What to do:
• A. In the news roundup dated July 10, 2009, which award will Sharon Gless receive at the 15th annual Philadelphia QFest?
• B. Take the news roundup dated July 10, 2009 further by writing what comes after its last sentence.

>> START Document excerpt

July 10. 2009

   ::: Leslie Mora was attacked and beaten by two men in Queens, NY on June 19 while walking home from a gay club. Her attackers Trinidad Tapia and Gilberto Ortiz, tugged at her dress and pulled her before they began to throw a barrage of punches that left her motionless on the street, Queens Tribune reports. When she attempted call for help on her cell phone, the two returned and continued the attack while calling her “faggot” in Spanish. Tapia later removed his belt to beat her on the head with the buckle. The assault ended only after a driver stopped and threatened to call police. Despite the viciousness of the attack which causes the transgender woman to suffer anxiety attacks when she goes out in public, the attackers were not initially charged with a hate crime – at least not until a complaint from a transgender advocacy group prompted the DA to “reopen” the file. Queens Tribune reports that are too many stories in the borough that are similar to Mora’s.

image    ::: Actress Sharon Gless will be presented with the Gay Icon Award on July 19 at the 15th annual Philadelphia QFest for being “a compassionate champion for the gay & lesbian community.” The film festival which continues through July 20 features a screening of Gless’s new film, Hannah Free, in which she plays a wheel-chair-bound free-spirited lesbian. Gless, who now steals the show during her brief appearances on the cable show Burn Notice as the chain-smoking, fast-talking, and overprotective mother of a spy, cemented her gay-iconic status when she played the fast-talking, oddly-dressed, overprotective mother of a gay son on Queer as Folk.

>> END Document excerpt
>> START Record list

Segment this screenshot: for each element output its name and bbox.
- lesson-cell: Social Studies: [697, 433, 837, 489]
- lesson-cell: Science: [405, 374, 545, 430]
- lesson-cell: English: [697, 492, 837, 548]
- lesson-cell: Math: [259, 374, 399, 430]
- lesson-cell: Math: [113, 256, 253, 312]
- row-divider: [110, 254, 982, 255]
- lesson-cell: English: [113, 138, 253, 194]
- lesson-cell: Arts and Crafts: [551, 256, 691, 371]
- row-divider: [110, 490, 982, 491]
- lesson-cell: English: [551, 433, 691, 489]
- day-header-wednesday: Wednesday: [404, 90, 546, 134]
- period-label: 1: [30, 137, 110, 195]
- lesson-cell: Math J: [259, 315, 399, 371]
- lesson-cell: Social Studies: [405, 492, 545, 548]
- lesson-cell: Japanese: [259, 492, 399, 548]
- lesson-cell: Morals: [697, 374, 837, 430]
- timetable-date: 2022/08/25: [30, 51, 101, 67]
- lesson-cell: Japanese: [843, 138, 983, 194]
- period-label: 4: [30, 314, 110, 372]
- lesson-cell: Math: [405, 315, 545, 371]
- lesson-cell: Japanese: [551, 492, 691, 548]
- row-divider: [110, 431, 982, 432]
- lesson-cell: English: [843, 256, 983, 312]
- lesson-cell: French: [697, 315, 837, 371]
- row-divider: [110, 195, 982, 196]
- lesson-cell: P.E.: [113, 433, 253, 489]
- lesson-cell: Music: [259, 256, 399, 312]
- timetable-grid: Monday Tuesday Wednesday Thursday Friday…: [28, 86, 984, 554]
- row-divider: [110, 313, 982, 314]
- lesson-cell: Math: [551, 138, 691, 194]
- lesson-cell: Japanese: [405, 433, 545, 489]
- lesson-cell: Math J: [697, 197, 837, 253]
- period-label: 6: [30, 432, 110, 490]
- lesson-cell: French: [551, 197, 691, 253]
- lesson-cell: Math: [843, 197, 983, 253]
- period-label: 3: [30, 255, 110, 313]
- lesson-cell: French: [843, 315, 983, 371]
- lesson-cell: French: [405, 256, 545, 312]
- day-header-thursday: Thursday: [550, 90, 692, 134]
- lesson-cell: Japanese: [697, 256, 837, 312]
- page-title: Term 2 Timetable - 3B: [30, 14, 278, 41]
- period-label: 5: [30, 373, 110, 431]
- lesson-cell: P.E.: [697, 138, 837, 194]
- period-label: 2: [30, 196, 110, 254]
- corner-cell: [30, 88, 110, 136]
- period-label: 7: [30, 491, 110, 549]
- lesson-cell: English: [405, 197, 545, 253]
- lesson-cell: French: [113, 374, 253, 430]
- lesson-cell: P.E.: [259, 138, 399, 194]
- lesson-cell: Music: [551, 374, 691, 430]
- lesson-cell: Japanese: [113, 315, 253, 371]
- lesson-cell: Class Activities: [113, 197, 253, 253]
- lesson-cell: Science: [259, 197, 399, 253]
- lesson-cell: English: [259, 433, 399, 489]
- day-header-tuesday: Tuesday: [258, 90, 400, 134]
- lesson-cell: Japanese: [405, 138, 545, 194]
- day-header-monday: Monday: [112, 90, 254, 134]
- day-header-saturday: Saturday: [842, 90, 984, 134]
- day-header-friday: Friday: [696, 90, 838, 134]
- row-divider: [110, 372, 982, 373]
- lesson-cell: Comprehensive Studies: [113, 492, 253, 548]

>> END Record list

Answers to the problems:
• A. The Gay Icon Award.

• B.
   ::: Springfield, MO has an ordinance on the books declaring “solicitation by homosexuals” to be illegal. The unused “anti-gay flirting law” states, “It shall be unlawful for any person in a public place to invite, entice, persuade or to address a person of the same sex for the purpose of inviting, enticing or persuading such person to commit" a sexual act. The city attorney says the law, which was enacted in 1976, is unconstitutional and should have been stricken long ago during a review of antiquated ordinances. A member of the city council now says it should be wiped off the books immediately.

headlinks: 

[India] Director says Bollywood needs to be more sensitive towards depiction of homosexuality [The Hindu] 
[business] CEO of Rockstar Energy Drink’s says company will 'expand' LGBT policies, donations; Disavow’s father’s anti-gay tirades [SistersTalk]
[religion] Pope lets married right-wing ex-Anglican become Catholic [McClean’s]
[dadt] Palm Center legal memo outlines Pentagon options on gay ban [press release]
[media] Village Voice Media writers try to guess “best parks for sex” [Kansas City Pitch]
[India] Homosexuality not a taboo in Jharkhand tribe  [Hindustan Times]

image Philip Ambach
A 32 year-old Hungarian tourist was convicted this week of manslaughter, but found not guilty of murder, for the 2008 beating death of a 69 year-old gay man at his Aukland, New Zealand home.

During trial the jury was told that Philip Ambach beat Ronald Brown with a banjo before ramming the instrument down his throat, New Zealand Herald reports.

Ambach’s defense put up a “gay panic” defense during trial. They claimed that the older man, who was gay, made unwanted sexual advances toward Ambach, who worked as a diving master.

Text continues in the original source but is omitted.